— Start of GIVEN DATA —
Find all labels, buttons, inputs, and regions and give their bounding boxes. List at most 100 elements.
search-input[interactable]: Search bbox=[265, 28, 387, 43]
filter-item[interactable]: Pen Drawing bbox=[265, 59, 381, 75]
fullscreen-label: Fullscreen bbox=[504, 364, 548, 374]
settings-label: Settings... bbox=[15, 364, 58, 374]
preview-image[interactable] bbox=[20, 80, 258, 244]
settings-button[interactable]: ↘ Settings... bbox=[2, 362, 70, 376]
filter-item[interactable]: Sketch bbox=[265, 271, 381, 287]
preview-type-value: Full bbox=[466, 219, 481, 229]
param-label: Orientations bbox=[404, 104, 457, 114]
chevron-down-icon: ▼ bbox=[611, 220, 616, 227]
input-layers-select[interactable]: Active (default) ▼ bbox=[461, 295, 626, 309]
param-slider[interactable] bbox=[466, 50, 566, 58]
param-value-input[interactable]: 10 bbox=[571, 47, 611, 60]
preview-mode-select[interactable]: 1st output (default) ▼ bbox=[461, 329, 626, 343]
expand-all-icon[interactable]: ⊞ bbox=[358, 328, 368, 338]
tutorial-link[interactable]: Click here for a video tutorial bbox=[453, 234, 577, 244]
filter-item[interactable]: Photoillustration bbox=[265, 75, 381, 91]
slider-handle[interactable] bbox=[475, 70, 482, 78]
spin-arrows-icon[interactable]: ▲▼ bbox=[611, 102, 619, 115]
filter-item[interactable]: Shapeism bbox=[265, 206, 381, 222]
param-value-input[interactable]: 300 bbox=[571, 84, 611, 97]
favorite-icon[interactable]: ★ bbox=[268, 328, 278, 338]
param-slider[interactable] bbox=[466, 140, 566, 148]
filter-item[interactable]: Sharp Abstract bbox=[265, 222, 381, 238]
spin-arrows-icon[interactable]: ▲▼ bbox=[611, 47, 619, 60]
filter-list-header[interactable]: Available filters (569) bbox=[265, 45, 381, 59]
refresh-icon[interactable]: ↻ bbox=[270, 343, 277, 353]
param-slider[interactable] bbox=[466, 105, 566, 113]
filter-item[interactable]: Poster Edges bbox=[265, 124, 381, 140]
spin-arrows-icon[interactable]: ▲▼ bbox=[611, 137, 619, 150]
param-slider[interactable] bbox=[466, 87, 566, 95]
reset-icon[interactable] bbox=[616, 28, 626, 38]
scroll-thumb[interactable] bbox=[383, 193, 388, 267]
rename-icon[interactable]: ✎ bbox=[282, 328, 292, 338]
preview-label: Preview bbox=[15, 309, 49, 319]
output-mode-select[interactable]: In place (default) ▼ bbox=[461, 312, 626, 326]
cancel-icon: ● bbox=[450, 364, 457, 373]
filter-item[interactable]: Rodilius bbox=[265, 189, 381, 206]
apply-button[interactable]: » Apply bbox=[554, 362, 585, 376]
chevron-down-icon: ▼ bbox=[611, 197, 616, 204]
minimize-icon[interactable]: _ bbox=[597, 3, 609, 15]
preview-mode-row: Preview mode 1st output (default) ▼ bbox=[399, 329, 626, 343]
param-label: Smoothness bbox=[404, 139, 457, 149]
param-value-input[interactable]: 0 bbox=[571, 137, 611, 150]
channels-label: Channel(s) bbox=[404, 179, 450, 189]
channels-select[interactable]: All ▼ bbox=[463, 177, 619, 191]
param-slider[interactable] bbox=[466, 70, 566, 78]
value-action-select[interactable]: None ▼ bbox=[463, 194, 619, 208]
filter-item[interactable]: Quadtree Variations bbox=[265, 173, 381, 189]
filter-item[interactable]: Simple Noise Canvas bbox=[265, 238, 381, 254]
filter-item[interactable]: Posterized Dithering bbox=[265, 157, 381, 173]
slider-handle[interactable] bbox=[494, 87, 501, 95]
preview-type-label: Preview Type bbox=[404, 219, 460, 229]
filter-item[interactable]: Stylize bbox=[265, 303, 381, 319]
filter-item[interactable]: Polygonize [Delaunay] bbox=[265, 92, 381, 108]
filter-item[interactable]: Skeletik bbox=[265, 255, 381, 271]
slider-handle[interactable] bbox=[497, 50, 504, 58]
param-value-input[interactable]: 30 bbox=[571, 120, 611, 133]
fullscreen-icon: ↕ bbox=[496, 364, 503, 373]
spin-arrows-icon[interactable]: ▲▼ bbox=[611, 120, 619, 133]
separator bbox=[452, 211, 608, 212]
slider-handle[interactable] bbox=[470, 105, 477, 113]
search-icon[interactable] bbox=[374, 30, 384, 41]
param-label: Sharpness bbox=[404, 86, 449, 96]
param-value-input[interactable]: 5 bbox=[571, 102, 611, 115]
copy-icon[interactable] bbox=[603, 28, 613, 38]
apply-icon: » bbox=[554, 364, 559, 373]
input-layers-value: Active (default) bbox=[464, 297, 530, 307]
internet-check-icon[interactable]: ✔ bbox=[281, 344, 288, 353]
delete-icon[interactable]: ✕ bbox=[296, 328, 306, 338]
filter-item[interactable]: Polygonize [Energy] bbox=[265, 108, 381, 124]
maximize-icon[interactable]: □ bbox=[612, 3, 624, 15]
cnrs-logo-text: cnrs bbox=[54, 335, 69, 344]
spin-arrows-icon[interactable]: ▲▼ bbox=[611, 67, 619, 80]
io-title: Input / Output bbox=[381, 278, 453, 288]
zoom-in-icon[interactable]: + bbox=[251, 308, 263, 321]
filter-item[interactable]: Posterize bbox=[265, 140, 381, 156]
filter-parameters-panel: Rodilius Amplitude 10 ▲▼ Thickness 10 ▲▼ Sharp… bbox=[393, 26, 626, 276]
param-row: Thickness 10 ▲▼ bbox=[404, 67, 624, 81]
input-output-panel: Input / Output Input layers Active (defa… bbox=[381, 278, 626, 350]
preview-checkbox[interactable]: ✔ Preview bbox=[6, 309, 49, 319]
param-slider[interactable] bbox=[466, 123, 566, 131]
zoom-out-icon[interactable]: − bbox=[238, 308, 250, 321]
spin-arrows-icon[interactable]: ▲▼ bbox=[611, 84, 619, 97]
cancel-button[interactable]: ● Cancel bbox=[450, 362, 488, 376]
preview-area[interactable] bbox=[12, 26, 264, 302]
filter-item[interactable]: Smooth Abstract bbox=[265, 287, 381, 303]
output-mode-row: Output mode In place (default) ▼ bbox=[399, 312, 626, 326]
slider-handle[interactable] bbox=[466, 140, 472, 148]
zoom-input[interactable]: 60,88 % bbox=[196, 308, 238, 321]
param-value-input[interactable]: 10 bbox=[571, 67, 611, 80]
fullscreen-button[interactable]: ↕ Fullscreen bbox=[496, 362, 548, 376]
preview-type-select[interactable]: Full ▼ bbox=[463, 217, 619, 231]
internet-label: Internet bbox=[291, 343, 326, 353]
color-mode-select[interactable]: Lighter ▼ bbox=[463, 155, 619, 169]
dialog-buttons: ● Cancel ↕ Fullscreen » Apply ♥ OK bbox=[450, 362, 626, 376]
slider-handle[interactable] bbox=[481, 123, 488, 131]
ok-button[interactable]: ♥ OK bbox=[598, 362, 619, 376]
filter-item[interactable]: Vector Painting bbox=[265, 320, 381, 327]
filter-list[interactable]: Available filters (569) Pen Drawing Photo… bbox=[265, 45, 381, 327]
— End of GIVEN DATA —
• WHAT YOU NEED TO DO:
Filter the listing above down to every line containing the word "Polygonize", matching case exactly, and copy those lines.

• REPLY:
filter-item[interactable]: Polygonize [Delaunay] bbox=[265, 92, 381, 108]
filter-item[interactable]: Polygonize [Energy] bbox=[265, 108, 381, 124]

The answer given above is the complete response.